TASK —
The data below should be printed in full, exactly, and without any of its images.
[Begin]
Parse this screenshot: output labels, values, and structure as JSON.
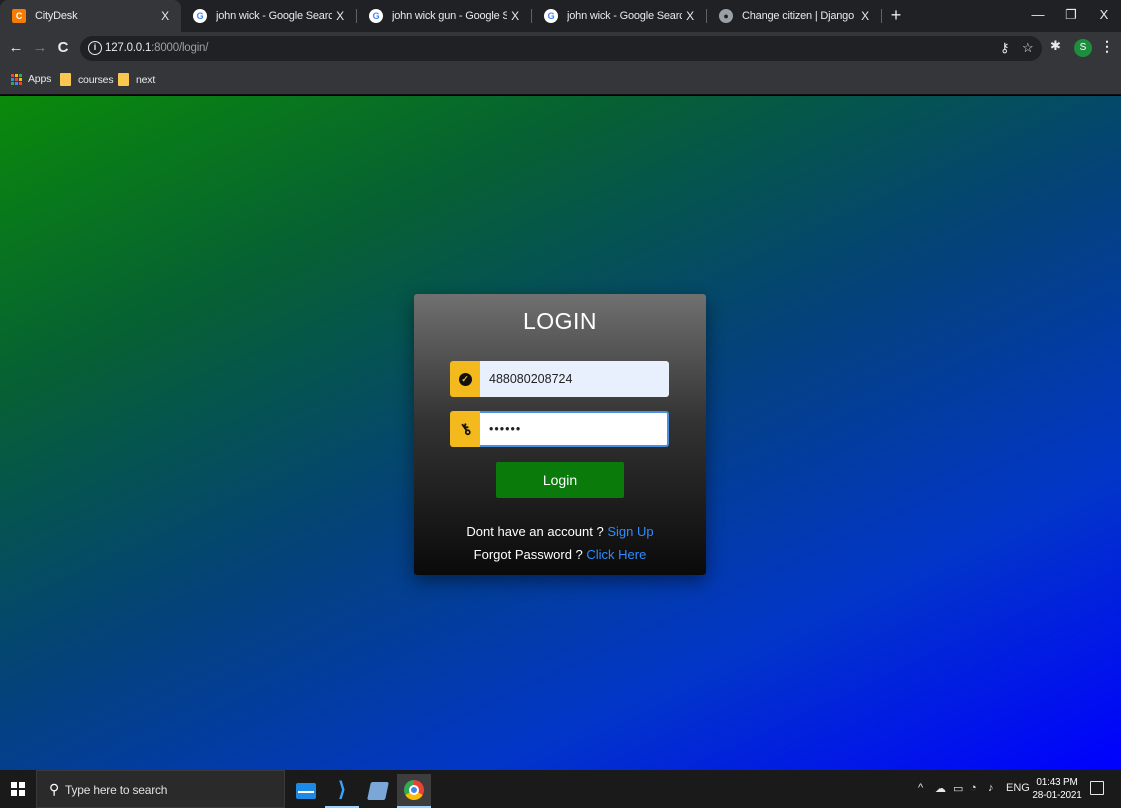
{
  "browser": {
    "tabs": [
      {
        "title": "CityDesk",
        "favicon": "citydesk-icon",
        "active": true
      },
      {
        "title": "john wick - Google Search",
        "favicon": "google-icon"
      },
      {
        "title": "john wick gun - Google Search",
        "favicon": "google-icon"
      },
      {
        "title": "john wick - Google Search",
        "favicon": "google-icon"
      },
      {
        "title": "Change citizen | Django site adm",
        "favicon": "globe-icon"
      }
    ],
    "tab_close": "X",
    "new_tab": "+",
    "window_controls": {
      "minimize": "—",
      "restore": "❐",
      "close": "X"
    },
    "nav": {
      "back": "←",
      "forward": "→",
      "reload": "C"
    },
    "url_host": "127.0.0.1",
    "url_rest": ":8000/login/",
    "profile_initial": "S",
    "bookmarks": [
      {
        "label": "Apps",
        "icon": "apps-grid-icon"
      },
      {
        "label": "courses",
        "icon": "folder-icon"
      },
      {
        "label": "next",
        "icon": "folder-icon"
      }
    ]
  },
  "login": {
    "title": "LOGIN",
    "username_value": "488080208724",
    "password_value": "••••••",
    "button_label": "Login",
    "signup_prompt": "Dont have an account ? ",
    "signup_link": "Sign Up",
    "forgot_prompt": "Forgot Password ? ",
    "forgot_link": "Click Here"
  },
  "colors": {
    "accent_yellow": "#f4b91d",
    "button_green": "#0a7a0a",
    "link_blue": "#2f8cff",
    "bg_gradient_start": "#0a8a0a",
    "bg_gradient_end": "#0000ff"
  },
  "taskbar": {
    "search_placeholder": "Type here to search",
    "apps": [
      "mail-icon",
      "vscode-icon",
      "notes-icon",
      "chrome-icon"
    ],
    "tray_language": "ENG",
    "time": "01:43 PM",
    "date": "28-01-2021"
  }
}
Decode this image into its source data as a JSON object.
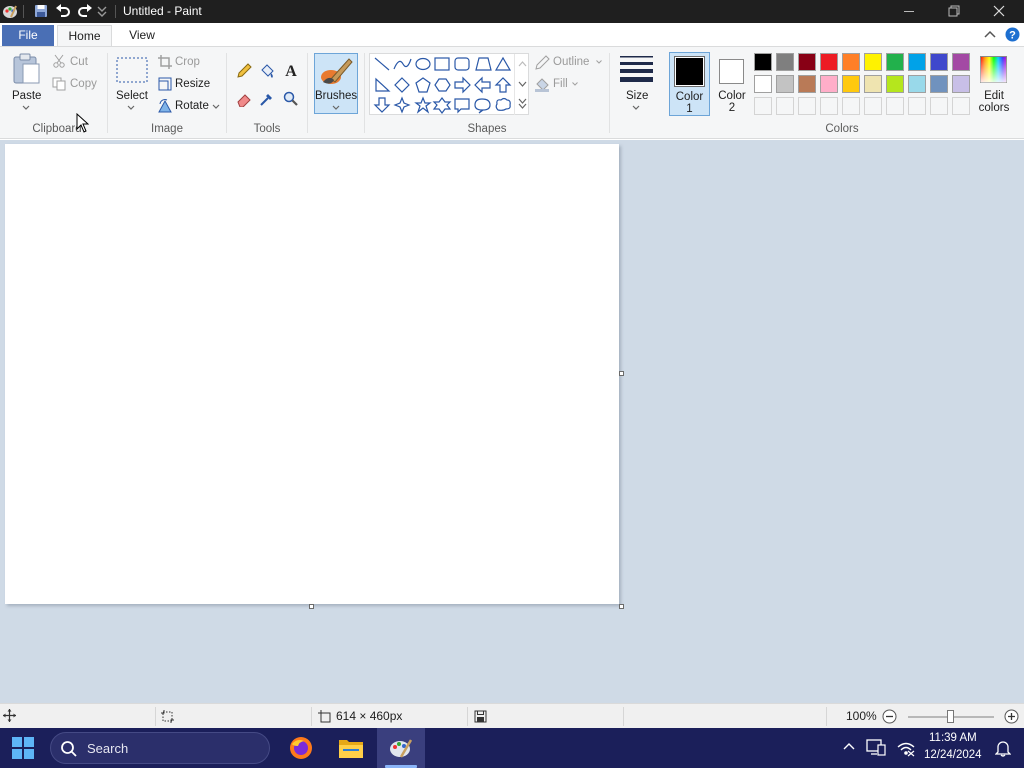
{
  "window": {
    "title": "Untitled - Paint"
  },
  "tabs": [
    {
      "label": "File"
    },
    {
      "label": "Home"
    },
    {
      "label": "View"
    }
  ],
  "ribbon": {
    "clipboard": {
      "paste": "Paste",
      "cut": "Cut",
      "copy": "Copy",
      "group": "Clipboard"
    },
    "image": {
      "select": "Select",
      "crop": "Crop",
      "resize": "Resize",
      "rotate": "Rotate",
      "group": "Image"
    },
    "tools": {
      "group": "Tools"
    },
    "brushes": {
      "label": "Brushes"
    },
    "shapes": {
      "outline": "Outline",
      "fill": "Fill",
      "group": "Shapes"
    },
    "size": {
      "label": "Size"
    },
    "color1": {
      "line1": "Color",
      "line2": "1",
      "value": "#000000"
    },
    "color2": {
      "line1": "Color",
      "line2": "2",
      "value": "#ffffff"
    },
    "colors": {
      "group": "Colors",
      "row1": [
        "#000000",
        "#7f7f7f",
        "#880015",
        "#ed1c24",
        "#ff7f27",
        "#fff200",
        "#22b14c",
        "#00a2e8",
        "#3f48cc",
        "#a349a4"
      ],
      "row2": [
        "#ffffff",
        "#c3c3c3",
        "#b97a57",
        "#ffaec9",
        "#ffc90e",
        "#efe4b0",
        "#b5e61d",
        "#99d9ea",
        "#7092be",
        "#c8bfe7"
      ]
    },
    "edit_colors": {
      "line1": "Edit",
      "line2": "colors"
    }
  },
  "statusbar": {
    "dimensions": "614 × 460px",
    "zoom": "100%"
  },
  "taskbar": {
    "search": "Search",
    "time": "11:39 AM",
    "date": "12/24/2024"
  }
}
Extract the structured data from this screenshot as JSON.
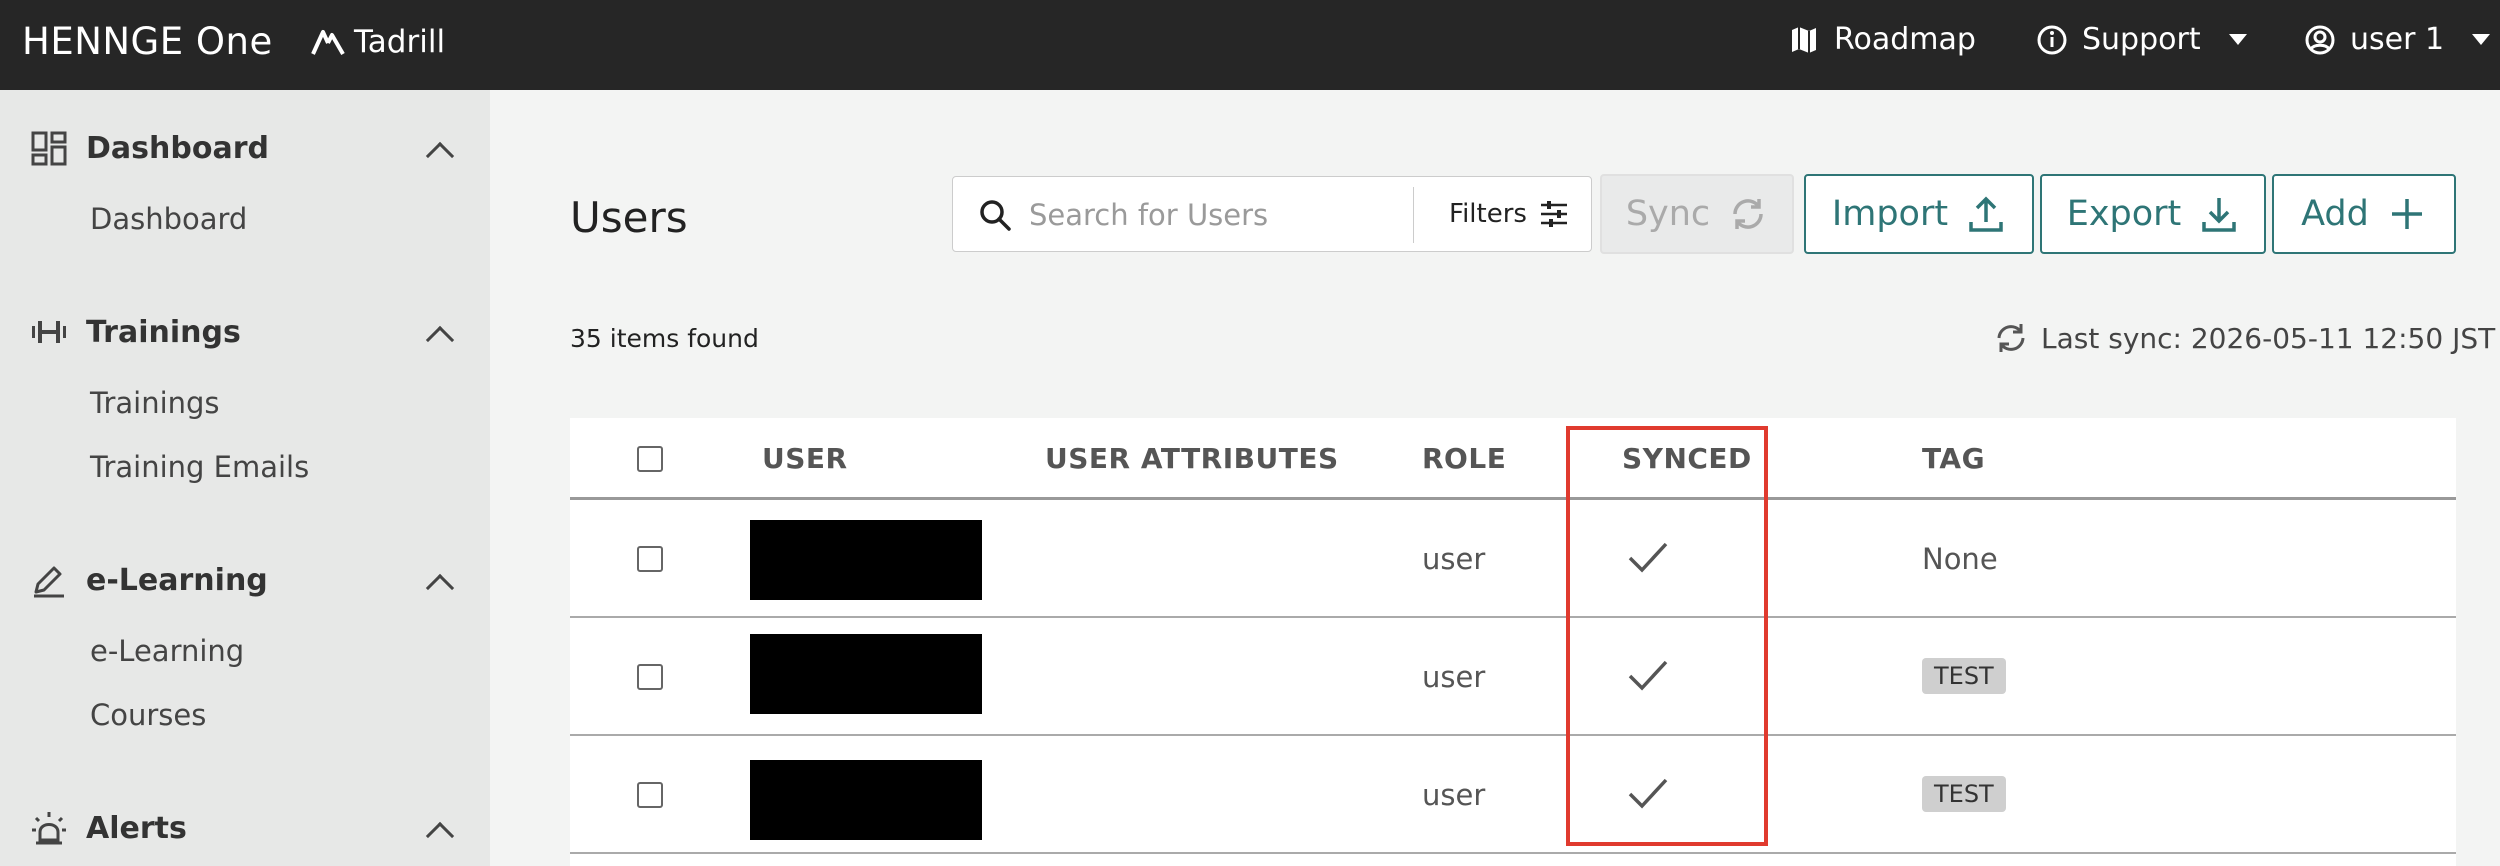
{
  "topbar": {
    "brand": "HENNGE One",
    "product": "Tadrill",
    "roadmap": "Roadmap",
    "support": "Support",
    "user": "user 1"
  },
  "sidebar": {
    "sections": [
      {
        "title": "Dashboard",
        "icon": "dashboard-icon",
        "items": [
          "Dashboard"
        ]
      },
      {
        "title": "Trainings",
        "icon": "dumbbell-icon",
        "items": [
          "Trainings",
          "Training Emails"
        ]
      },
      {
        "title": "e-Learning",
        "icon": "pencil-icon",
        "items": [
          "e-Learning",
          "Courses"
        ]
      },
      {
        "title": "Alerts",
        "icon": "alarm-light-icon",
        "items": []
      }
    ]
  },
  "main": {
    "title": "Users",
    "search_placeholder": "Search for Users",
    "filters_label": "Filters",
    "sync_label": "Sync",
    "import_label": "Import",
    "export_label": "Export",
    "add_label": "Add",
    "items_found": "35 items found",
    "last_sync": "Last sync: 2026-05-11 12:50 JST"
  },
  "table": {
    "headers": [
      "USER",
      "USER ATTRIBUTES",
      "ROLE",
      "SYNCED",
      "TAG"
    ],
    "rows": [
      {
        "user": "[redacted]",
        "attributes": "",
        "role": "user",
        "synced": true,
        "tag": "None"
      },
      {
        "user": "[redacted]",
        "attributes": "",
        "role": "user",
        "synced": true,
        "tag": "TEST"
      },
      {
        "user": "[redacted]",
        "attributes": "",
        "role": "user",
        "synced": true,
        "tag": "TEST"
      }
    ]
  },
  "colors": {
    "topbar": "#262626",
    "accent": "#2e7576",
    "highlight": "#e03a2e",
    "sidebar": "#e7e8e7"
  }
}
[End]
SOLUTION TO THIS EXERCISE —
Parse this screenshot: output labels, values, and structure as JSON.
{
  "browser": {
    "tabs": [
      {
        "title": "CityDesk",
        "favicon": "citydesk-icon",
        "active": true
      },
      {
        "title": "john wick - Google Search",
        "favicon": "google-icon"
      },
      {
        "title": "john wick gun - Google Search",
        "favicon": "google-icon"
      },
      {
        "title": "john wick - Google Search",
        "favicon": "google-icon"
      },
      {
        "title": "Change citizen | Django site adm",
        "favicon": "globe-icon"
      }
    ],
    "tab_close": "X",
    "new_tab": "+",
    "window_controls": {
      "minimize": "—",
      "restore": "❐",
      "close": "X"
    },
    "nav": {
      "back": "←",
      "forward": "→",
      "reload": "C"
    },
    "url_host": "127.0.0.1",
    "url_rest": ":8000/login/",
    "profile_initial": "S",
    "bookmarks": [
      {
        "label": "Apps",
        "icon": "apps-grid-icon"
      },
      {
        "label": "courses",
        "icon": "folder-icon"
      },
      {
        "label": "next",
        "icon": "folder-icon"
      }
    ]
  },
  "login": {
    "title": "LOGIN",
    "username_value": "488080208724",
    "password_value": "••••••",
    "button_label": "Login",
    "signup_prompt": "Dont have an account ? ",
    "signup_link": "Sign Up",
    "forgot_prompt": "Forgot Password ? ",
    "forgot_link": "Click Here"
  },
  "colors": {
    "accent_yellow": "#f4b91d",
    "button_green": "#0a7a0a",
    "link_blue": "#2f8cff",
    "bg_gradient_start": "#0a8a0a",
    "bg_gradient_end": "#0000ff"
  },
  "taskbar": {
    "search_placeholder": "Type here to search",
    "apps": [
      "mail-icon",
      "vscode-icon",
      "notes-icon",
      "chrome-icon"
    ],
    "tray_language": "ENG",
    "time": "01:43 PM",
    "date": "28-01-2021"
  }
}
Decode this image into its source data as a JSON object.
{
  "window": {
    "title": "Untitled - Paint"
  },
  "tabs": [
    {
      "label": "File"
    },
    {
      "label": "Home"
    },
    {
      "label": "View"
    }
  ],
  "ribbon": {
    "clipboard": {
      "paste": "Paste",
      "cut": "Cut",
      "copy": "Copy",
      "group": "Clipboard"
    },
    "image": {
      "select": "Select",
      "crop": "Crop",
      "resize": "Resize",
      "rotate": "Rotate",
      "group": "Image"
    },
    "tools": {
      "group": "Tools"
    },
    "brushes": {
      "label": "Brushes"
    },
    "shapes": {
      "outline": "Outline",
      "fill": "Fill",
      "group": "Shapes"
    },
    "size": {
      "label": "Size"
    },
    "color1": {
      "line1": "Color",
      "line2": "1",
      "value": "#000000"
    },
    "color2": {
      "line1": "Color",
      "line2": "2",
      "value": "#ffffff"
    },
    "colors": {
      "group": "Colors",
      "row1": [
        "#000000",
        "#7f7f7f",
        "#880015",
        "#ed1c24",
        "#ff7f27",
        "#fff200",
        "#22b14c",
        "#00a2e8",
        "#3f48cc",
        "#a349a4"
      ],
      "row2": [
        "#ffffff",
        "#c3c3c3",
        "#b97a57",
        "#ffaec9",
        "#ffc90e",
        "#efe4b0",
        "#b5e61d",
        "#99d9ea",
        "#7092be",
        "#c8bfe7"
      ]
    },
    "edit_colors": {
      "line1": "Edit",
      "line2": "colors"
    }
  },
  "statusbar": {
    "dimensions": "614 × 460px",
    "zoom": "100%"
  },
  "taskbar": {
    "search": "Search",
    "time": "11:39 AM",
    "date": "12/24/2024"
  }
}
Extract the structured data from this screenshot as JSON.
{
  "topbar": {
    "brand": "HENNGE One",
    "product": "Tadrill",
    "roadmap": "Roadmap",
    "support": "Support",
    "user": "user 1"
  },
  "sidebar": {
    "sections": [
      {
        "title": "Dashboard",
        "icon": "dashboard-icon",
        "items": [
          "Dashboard"
        ]
      },
      {
        "title": "Trainings",
        "icon": "dumbbell-icon",
        "items": [
          "Trainings",
          "Training Emails"
        ]
      },
      {
        "title": "e-Learning",
        "icon": "pencil-icon",
        "items": [
          "e-Learning",
          "Courses"
        ]
      },
      {
        "title": "Alerts",
        "icon": "alarm-light-icon",
        "items": []
      }
    ]
  },
  "main": {
    "title": "Users",
    "search_placeholder": "Search for Users",
    "filters_label": "Filters",
    "sync_label": "Sync",
    "import_label": "Import",
    "export_label": "Export",
    "add_label": "Add",
    "items_found": "35 items found",
    "last_sync": "Last sync: 2026-05-11 12:50 JST"
  },
  "table": {
    "headers": [
      "USER",
      "USER ATTRIBUTES",
      "ROLE",
      "SYNCED",
      "TAG"
    ],
    "rows": [
      {
        "user": "[redacted]",
        "attributes": "",
        "role": "user",
        "synced": true,
        "tag": "None"
      },
      {
        "user": "[redacted]",
        "attributes": "",
        "role": "user",
        "synced": true,
        "tag": "TEST"
      },
      {
        "user": "[redacted]",
        "attributes": "",
        "role": "user",
        "synced": true,
        "tag": "TEST"
      }
    ]
  },
  "colors": {
    "topbar": "#262626",
    "accent": "#2e7576",
    "highlight": "#e03a2e",
    "sidebar": "#e7e8e7"
  }
}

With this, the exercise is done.